_EXERCISE OBJECTIVE_
The listing below should be written out exactly; please include all of it.

** Start of MATERIAL FOR THIS TASK **

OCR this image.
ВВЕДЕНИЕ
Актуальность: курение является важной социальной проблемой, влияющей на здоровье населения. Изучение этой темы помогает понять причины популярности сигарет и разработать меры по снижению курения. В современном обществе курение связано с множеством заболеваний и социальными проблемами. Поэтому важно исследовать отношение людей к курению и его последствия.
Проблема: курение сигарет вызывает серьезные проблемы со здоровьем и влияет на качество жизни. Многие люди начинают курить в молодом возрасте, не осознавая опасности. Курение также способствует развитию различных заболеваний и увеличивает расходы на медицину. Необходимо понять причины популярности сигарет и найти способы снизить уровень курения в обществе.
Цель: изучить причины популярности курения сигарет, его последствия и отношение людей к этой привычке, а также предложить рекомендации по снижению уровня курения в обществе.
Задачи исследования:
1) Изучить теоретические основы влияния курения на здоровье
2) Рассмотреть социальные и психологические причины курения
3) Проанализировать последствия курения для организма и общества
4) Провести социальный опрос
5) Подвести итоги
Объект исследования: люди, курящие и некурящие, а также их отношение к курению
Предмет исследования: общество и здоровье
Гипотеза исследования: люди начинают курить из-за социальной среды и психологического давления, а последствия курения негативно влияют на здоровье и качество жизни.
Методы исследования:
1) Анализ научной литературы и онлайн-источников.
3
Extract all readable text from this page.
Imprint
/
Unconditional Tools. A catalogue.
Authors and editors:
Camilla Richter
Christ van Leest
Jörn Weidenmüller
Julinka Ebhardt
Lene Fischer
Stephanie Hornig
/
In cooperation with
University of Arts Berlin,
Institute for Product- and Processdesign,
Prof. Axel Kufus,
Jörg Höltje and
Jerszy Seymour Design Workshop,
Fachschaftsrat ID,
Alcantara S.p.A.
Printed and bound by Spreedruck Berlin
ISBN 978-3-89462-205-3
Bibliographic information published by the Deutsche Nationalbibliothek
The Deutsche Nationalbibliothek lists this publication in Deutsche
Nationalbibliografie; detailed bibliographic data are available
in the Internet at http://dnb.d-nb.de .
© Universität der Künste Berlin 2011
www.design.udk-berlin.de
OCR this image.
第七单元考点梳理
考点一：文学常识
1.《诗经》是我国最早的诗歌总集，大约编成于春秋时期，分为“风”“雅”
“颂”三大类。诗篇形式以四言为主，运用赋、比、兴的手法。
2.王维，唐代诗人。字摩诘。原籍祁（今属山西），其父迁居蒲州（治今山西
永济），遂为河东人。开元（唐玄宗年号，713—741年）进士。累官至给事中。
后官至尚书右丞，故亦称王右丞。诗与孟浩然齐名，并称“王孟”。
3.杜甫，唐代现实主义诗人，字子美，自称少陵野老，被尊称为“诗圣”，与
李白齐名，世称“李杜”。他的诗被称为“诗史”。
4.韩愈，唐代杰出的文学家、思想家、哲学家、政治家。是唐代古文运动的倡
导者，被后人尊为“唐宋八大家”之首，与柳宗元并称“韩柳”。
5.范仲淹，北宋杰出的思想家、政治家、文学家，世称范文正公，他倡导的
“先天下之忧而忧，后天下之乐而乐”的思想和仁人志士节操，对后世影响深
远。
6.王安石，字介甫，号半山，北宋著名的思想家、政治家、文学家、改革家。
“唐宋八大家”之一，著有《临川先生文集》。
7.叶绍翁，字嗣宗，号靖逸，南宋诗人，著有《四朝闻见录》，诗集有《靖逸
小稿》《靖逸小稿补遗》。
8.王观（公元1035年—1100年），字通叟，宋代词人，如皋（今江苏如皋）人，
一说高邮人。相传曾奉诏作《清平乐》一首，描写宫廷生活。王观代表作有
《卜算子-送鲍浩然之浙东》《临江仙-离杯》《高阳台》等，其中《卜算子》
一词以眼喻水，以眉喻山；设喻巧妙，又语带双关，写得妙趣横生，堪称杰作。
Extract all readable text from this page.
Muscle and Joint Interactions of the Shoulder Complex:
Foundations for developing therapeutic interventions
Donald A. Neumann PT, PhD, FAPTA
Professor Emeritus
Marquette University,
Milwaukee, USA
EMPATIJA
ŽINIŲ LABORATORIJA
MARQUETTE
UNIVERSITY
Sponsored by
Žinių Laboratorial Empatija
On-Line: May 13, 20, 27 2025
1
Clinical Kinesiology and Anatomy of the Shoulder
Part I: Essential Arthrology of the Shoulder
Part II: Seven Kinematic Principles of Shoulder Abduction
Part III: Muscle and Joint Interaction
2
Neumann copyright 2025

** End of MATERIAL FOR THIS TASK **

_SOLUTION TO THIS TASK_
OCR this image.
ВВЕДЕНИЕ
Актуальность: курение является важной социальной проблемой, влияющей на здоровье населения. Изучение этой темы помогает понять причины популярности сигарет и разработать меры по снижению курения. В современном обществе курение связано с множеством заболеваний и социальными проблемами. Поэтому важно исследовать отношение людей к курению и его последствия.
Проблема: курение сигарет вызывает серьезные проблемы со здоровьем и влияет на качество жизни. Многие люди начинают курить в молодом возрасте, не осознавая опасности. Курение также способствует развитию различных заболеваний и увеличивает расходы на медицину. Необходимо понять причины популярности сигарет и найти способы снизить уровень курения в обществе.
Цель: изучить причины популярности курения сигарет, его последствия и отношение людей к этой привычке, а также предложить рекомендации по снижению уровня курения в обществе.
Задачи исследования:
1) Изучить теоретические основы влияния курения на здоровье
2) Рассмотреть социальные и психологические причины курения
3) Проанализировать последствия курения для организма и общества
4) Провести социальный опрос
5) Подвести итоги
Объект исследования: люди, курящие и некурящие, а также их отношение к курению
Предмет исследования: общество и здоровье
Гипотеза исследования: люди начинают курить из-за социальной среды и психологического давления, а последствия курения негативно влияют на здоровье и качество жизни.
Методы исследования:
1) Анализ научной литературы и онлайн-источников.
3
Extract all readable text from this page.
Imprint
/
Unconditional Tools. A catalogue.
Authors and editors:
Camilla Richter
Christ van Leest
Jörn Weidenmüller
Julinka Ebhardt
Lene Fischer
Stephanie Hornig
/
In cooperation with
University of Arts Berlin,
Institute for Product- and Processdesign,
Prof. Axel Kufus,
Jörg Höltje and
Jerszy Seymour Design Workshop,
Fachschaftsrat ID,
Alcantara S.p.A.
Printed and bound by Spreedruck Berlin
ISBN 978-3-89462-205-3
Bibliographic information published by the Deutsche Nationalbibliothek
The Deutsche Nationalbibliothek lists this publication in Deutsche
Nationalbibliografie; detailed bibliographic data are available
in the Internet at http://dnb.d-nb.de .
© Universität der Künste Berlin 2011
www.design.udk-berlin.de
OCR this image.
第七单元考点梳理
考点一：文学常识
1.《诗经》是我国最早的诗歌总集，大约编成于春秋时期，分为“风”“雅”
“颂”三大类。诗篇形式以四言为主，运用赋、比、兴的手法。
2.王维，唐代诗人。字摩诘。原籍祁（今属山西），其父迁居蒲州（治今山西
永济），遂为河东人。开元（唐玄宗年号，713—741年）进士。累官至给事中。
后官至尚书右丞，故亦称王右丞。诗与孟浩然齐名，并称“王孟”。
3.杜甫，唐代现实主义诗人，字子美，自称少陵野老，被尊称为“诗圣”，与
李白齐名，世称“李杜”。他的诗被称为“诗史”。
4.韩愈，唐代杰出的文学家、思想家、哲学家、政治家。是唐代古文运动的倡
导者，被后人尊为“唐宋八大家”之首，与柳宗元并称“韩柳”。
5.范仲淹，北宋杰出的思想家、政治家、文学家，世称范文正公，他倡导的
“先天下之忧而忧，后天下之乐而乐”的思想和仁人志士节操，对后世影响深
远。
6.王安石，字介甫，号半山，北宋著名的思想家、政治家、文学家、改革家。
“唐宋八大家”之一，著有《临川先生文集》。
7.叶绍翁，字嗣宗，号靖逸，南宋诗人，著有《四朝闻见录》，诗集有《靖逸
小稿》《靖逸小稿补遗》。
8.王观（公元1035年—1100年），字通叟，宋代词人，如皋（今江苏如皋）人，
一说高邮人。相传曾奉诏作《清平乐》一首，描写宫廷生活。王观代表作有
《卜算子-送鲍浩然之浙东》《临江仙-离杯》《高阳台》等，其中《卜算子》
一词以眼喻水，以眉喻山；设喻巧妙，又语带双关，写得妙趣横生，堪称杰作。
Extract all readable text from this page.
Muscle and Joint Interactions of the Shoulder Complex:
Foundations for developing therapeutic interventions
Donald A. Neumann PT, PhD, FAPTA
Professor Emeritus
Marquette University,
Milwaukee, USA
EMPATIJA
ŽINIŲ LABORATORIJA
MARQUETTE
UNIVERSITY
Sponsored by
Žinių Laboratorial Empatija
On-Line: May 13, 20, 27 2025
1
Clinical Kinesiology and Anatomy of the Shoulder
Part I: Essential Arthrology of the Shoulder
Part II: Seven Kinematic Principles of Shoulder Abduction
Part III: Muscle and Joint Interaction
2
Neumann copyright 2025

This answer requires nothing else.